#### Work required
Your task is to output all the records below, word for word.

"""

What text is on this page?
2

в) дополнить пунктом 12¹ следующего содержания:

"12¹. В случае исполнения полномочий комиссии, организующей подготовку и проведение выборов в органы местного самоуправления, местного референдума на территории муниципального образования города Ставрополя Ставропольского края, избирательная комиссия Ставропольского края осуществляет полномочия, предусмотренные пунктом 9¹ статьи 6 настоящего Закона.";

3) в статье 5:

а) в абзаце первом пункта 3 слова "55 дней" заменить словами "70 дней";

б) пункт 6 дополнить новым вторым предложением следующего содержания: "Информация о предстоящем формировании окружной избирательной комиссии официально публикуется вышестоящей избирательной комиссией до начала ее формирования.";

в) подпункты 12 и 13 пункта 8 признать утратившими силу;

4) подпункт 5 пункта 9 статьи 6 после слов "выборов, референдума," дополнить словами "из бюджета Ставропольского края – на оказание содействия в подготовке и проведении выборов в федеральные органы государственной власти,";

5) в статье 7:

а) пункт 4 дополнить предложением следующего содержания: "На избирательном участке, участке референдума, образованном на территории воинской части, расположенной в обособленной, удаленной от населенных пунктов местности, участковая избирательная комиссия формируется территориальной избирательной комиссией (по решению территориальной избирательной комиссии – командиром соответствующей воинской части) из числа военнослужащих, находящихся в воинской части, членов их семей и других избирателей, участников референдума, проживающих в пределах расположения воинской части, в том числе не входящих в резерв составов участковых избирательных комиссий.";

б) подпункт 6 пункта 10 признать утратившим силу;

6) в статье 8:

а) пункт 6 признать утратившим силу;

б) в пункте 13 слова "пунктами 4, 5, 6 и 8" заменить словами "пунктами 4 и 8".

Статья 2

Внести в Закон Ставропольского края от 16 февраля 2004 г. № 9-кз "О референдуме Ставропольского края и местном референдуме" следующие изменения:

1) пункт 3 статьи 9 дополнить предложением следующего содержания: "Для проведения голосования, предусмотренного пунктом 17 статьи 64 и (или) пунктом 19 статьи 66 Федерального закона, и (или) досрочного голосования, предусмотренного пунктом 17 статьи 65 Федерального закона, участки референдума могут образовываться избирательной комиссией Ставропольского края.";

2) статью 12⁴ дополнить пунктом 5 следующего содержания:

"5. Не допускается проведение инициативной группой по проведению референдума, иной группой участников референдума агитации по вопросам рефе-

"""

#### Reply
What text is on this page?
2

в) дополнить пунктом 12¹ следующего содержания:

"12¹. В случае исполнения полномочий комиссии, организующей подготовку и проведение выборов в органы местного самоуправления, местного референдума на территории муниципального образования города Ставрополя Ставропольского края, избирательная комиссия Ставропольского края осуществляет полномочия, предусмотренные пунктом 9¹ статьи 6 настоящего Закона.";

3) в статье 5:

а) в абзаце первом пункта 3 слова "55 дней" заменить словами "70 дней";

б) пункт 6 дополнить новым вторым предложением следующего содержания: "Информация о предстоящем формировании окружной избирательной комиссии официально публикуется вышестоящей избирательной комиссией до начала ее формирования.";

в) подпункты 12 и 13 пункта 8 признать утратившими силу;

4) подпункт 5 пункта 9 статьи 6 после слов "выборов, референдума," дополнить словами "из бюджета Ставропольского края – на оказание содействия в подготовке и проведении выборов в федеральные органы государственной власти,";

5) в статье 7:

а) пункт 4 дополнить предложением следующего содержания: "На избирательном участке, участке референдума, образованном на территории воинской части, расположенной в обособленной, удаленной от населенных пунктов местности, участковая избирательная комиссия формируется территориальной избирательной комиссией (по решению территориальной избирательной комиссии – командиром соответствующей воинской части) из числа военнослужащих, находящихся в воинской части, членов их семей и других избирателей, участников референдума, проживающих в пределах расположения воинской части, в том числе не входящих в резерв составов участковых избирательных комиссий.";

б) подпункт 6 пункта 10 признать утратившим силу;

6) в статье 8:

а) пункт 6 признать утратившим силу;

б) в пункте 13 слова "пунктами 4, 5, 6 и 8" заменить словами "пунктами 4 и 8".

Статья 2

Внести в Закон Ставропольского края от 16 февраля 2004 г. № 9-кз "О референдуме Ставропольского края и местном референдуме" следующие изменения:

1) пункт 3 статьи 9 дополнить предложением следующего содержания: "Для проведения голосования, предусмотренного пунктом 17 статьи 64 и (или) пунктом 19 статьи 66 Федерального закона, и (или) досрочного голосования, предусмотренного пунктом 17 статьи 65 Федерального закона, участки референдума могут образовываться избирательной комиссией Ставропольского края.";

2) статью 12⁴ дополнить пунктом 5 следующего содержания:

"5. Не допускается проведение инициативной группой по проведению референдума, иной группой участников референдума агитации по вопросам рефе-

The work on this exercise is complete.